Provided records start

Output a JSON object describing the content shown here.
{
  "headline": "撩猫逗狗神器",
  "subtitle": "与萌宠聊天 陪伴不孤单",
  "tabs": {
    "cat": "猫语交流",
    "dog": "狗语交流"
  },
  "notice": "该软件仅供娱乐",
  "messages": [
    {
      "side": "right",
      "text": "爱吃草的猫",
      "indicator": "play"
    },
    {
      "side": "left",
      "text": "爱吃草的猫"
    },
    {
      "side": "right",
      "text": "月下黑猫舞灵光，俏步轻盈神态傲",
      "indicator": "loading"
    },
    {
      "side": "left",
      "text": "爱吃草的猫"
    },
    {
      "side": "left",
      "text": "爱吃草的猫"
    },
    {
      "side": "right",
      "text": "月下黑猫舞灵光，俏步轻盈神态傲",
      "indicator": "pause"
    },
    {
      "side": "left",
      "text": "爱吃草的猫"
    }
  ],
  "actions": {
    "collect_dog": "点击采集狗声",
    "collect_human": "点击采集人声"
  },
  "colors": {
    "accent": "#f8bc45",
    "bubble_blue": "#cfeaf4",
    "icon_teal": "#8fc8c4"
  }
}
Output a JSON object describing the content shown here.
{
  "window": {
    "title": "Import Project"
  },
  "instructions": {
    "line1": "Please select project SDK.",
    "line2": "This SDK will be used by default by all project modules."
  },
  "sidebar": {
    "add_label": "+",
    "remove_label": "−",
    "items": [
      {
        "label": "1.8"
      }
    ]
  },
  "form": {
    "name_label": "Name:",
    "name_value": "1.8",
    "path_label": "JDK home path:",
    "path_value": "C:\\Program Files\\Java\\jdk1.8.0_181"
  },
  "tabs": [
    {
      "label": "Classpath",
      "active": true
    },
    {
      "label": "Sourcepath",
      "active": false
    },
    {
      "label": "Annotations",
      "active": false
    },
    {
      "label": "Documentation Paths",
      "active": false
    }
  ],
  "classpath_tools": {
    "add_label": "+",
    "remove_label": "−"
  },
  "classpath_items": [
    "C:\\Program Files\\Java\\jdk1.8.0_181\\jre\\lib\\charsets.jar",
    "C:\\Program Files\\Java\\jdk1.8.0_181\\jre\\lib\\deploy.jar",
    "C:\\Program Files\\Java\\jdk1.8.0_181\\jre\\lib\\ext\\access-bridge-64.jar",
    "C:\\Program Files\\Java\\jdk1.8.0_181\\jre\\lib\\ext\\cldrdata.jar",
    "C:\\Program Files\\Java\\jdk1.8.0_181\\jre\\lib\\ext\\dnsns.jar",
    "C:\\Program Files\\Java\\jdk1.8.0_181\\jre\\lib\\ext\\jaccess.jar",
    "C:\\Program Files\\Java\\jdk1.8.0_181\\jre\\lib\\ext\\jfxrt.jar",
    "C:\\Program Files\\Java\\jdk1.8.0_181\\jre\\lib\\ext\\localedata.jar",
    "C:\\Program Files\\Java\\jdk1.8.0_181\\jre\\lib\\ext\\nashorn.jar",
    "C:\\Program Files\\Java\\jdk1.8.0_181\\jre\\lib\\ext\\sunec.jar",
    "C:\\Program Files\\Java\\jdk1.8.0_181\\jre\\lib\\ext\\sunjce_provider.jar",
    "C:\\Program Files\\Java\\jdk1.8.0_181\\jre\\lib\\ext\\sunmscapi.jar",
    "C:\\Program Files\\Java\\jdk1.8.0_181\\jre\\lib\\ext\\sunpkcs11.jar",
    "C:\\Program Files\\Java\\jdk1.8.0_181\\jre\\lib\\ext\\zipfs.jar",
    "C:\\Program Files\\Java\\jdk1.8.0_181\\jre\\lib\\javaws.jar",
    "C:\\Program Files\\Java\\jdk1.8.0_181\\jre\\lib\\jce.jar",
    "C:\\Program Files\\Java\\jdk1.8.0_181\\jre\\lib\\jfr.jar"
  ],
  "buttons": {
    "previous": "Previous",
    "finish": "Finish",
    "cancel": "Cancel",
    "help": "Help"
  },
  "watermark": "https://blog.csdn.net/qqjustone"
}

Provided records end

Directions ::
Faithfully transcribe the whole of the data.

The completed task ::
Output a JSON object describing the content shown here.
{
  "headline": "撩猫逗狗神器",
  "subtitle": "与萌宠聊天 陪伴不孤单",
  "tabs": {
    "cat": "猫语交流",
    "dog": "狗语交流"
  },
  "notice": "该软件仅供娱乐",
  "messages": [
    {
      "side": "right",
      "text": "爱吃草的猫",
      "indicator": "play"
    },
    {
      "side": "left",
      "text": "爱吃草的猫"
    },
    {
      "side": "right",
      "text": "月下黑猫舞灵光，俏步轻盈神态傲",
      "indicator": "loading"
    },
    {
      "side": "left",
      "text": "爱吃草的猫"
    },
    {
      "side": "left",
      "text": "爱吃草的猫"
    },
    {
      "side": "right",
      "text": "月下黑猫舞灵光，俏步轻盈神态傲",
      "indicator": "pause"
    },
    {
      "side": "left",
      "text": "爱吃草的猫"
    }
  ],
  "actions": {
    "collect_dog": "点击采集狗声",
    "collect_human": "点击采集人声"
  },
  "colors": {
    "accent": "#f8bc45",
    "bubble_blue": "#cfeaf4",
    "icon_teal": "#8fc8c4"
  }
}
Output a JSON object describing the content shown here.
{
  "window": {
    "title": "Import Project"
  },
  "instructions": {
    "line1": "Please select project SDK.",
    "line2": "This SDK will be used by default by all project modules."
  },
  "sidebar": {
    "add_label": "+",
    "remove_label": "−",
    "items": [
      {
        "label": "1.8"
      }
    ]
  },
  "form": {
    "name_label": "Name:",
    "name_value": "1.8",
    "path_label": "JDK home path:",
    "path_value": "C:\\Program Files\\Java\\jdk1.8.0_181"
  },
  "tabs": [
    {
      "label": "Classpath",
      "active": true
    },
    {
      "label": "Sourcepath",
      "active": false
    },
    {
      "label": "Annotations",
      "active": false
    },
    {
      "label": "Documentation Paths",
      "active": false
    }
  ],
  "classpath_tools": {
    "add_label": "+",
    "remove_label": "−"
  },
  "classpath_items": [
    "C:\\Program Files\\Java\\jdk1.8.0_181\\jre\\lib\\charsets.jar",
    "C:\\Program Files\\Java\\jdk1.8.0_181\\jre\\lib\\deploy.jar",
    "C:\\Program Files\\Java\\jdk1.8.0_181\\jre\\lib\\ext\\access-bridge-64.jar",
    "C:\\Program Files\\Java\\jdk1.8.0_181\\jre\\lib\\ext\\cldrdata.jar",
    "C:\\Program Files\\Java\\jdk1.8.0_181\\jre\\lib\\ext\\dnsns.jar",
    "C:\\Program Files\\Java\\jdk1.8.0_181\\jre\\lib\\ext\\jaccess.jar",
    "C:\\Program Files\\Java\\jdk1.8.0_181\\jre\\lib\\ext\\jfxrt.jar",
    "C:\\Program Files\\Java\\jdk1.8.0_181\\jre\\lib\\ext\\localedata.jar",
    "C:\\Program Files\\Java\\jdk1.8.0_181\\jre\\lib\\ext\\nashorn.jar",
    "C:\\Program Files\\Java\\jdk1.8.0_181\\jre\\lib\\ext\\sunec.jar",
    "C:\\Program Files\\Java\\jdk1.8.0_181\\jre\\lib\\ext\\sunjce_provider.jar",
    "C:\\Program Files\\Java\\jdk1.8.0_181\\jre\\lib\\ext\\sunmscapi.jar",
    "C:\\Program Files\\Java\\jdk1.8.0_181\\jre\\lib\\ext\\sunpkcs11.jar",
    "C:\\Program Files\\Java\\jdk1.8.0_181\\jre\\lib\\ext\\zipfs.jar",
    "C:\\Program Files\\Java\\jdk1.8.0_181\\jre\\lib\\javaws.jar",
    "C:\\Program Files\\Java\\jdk1.8.0_181\\jre\\lib\\jce.jar",
    "C:\\Program Files\\Java\\jdk1.8.0_181\\jre\\lib\\jfr.jar"
  ],
  "buttons": {
    "previous": "Previous",
    "finish": "Finish",
    "cancel": "Cancel",
    "help": "Help"
  },
  "watermark": "https://blog.csdn.net/qqjustone"
}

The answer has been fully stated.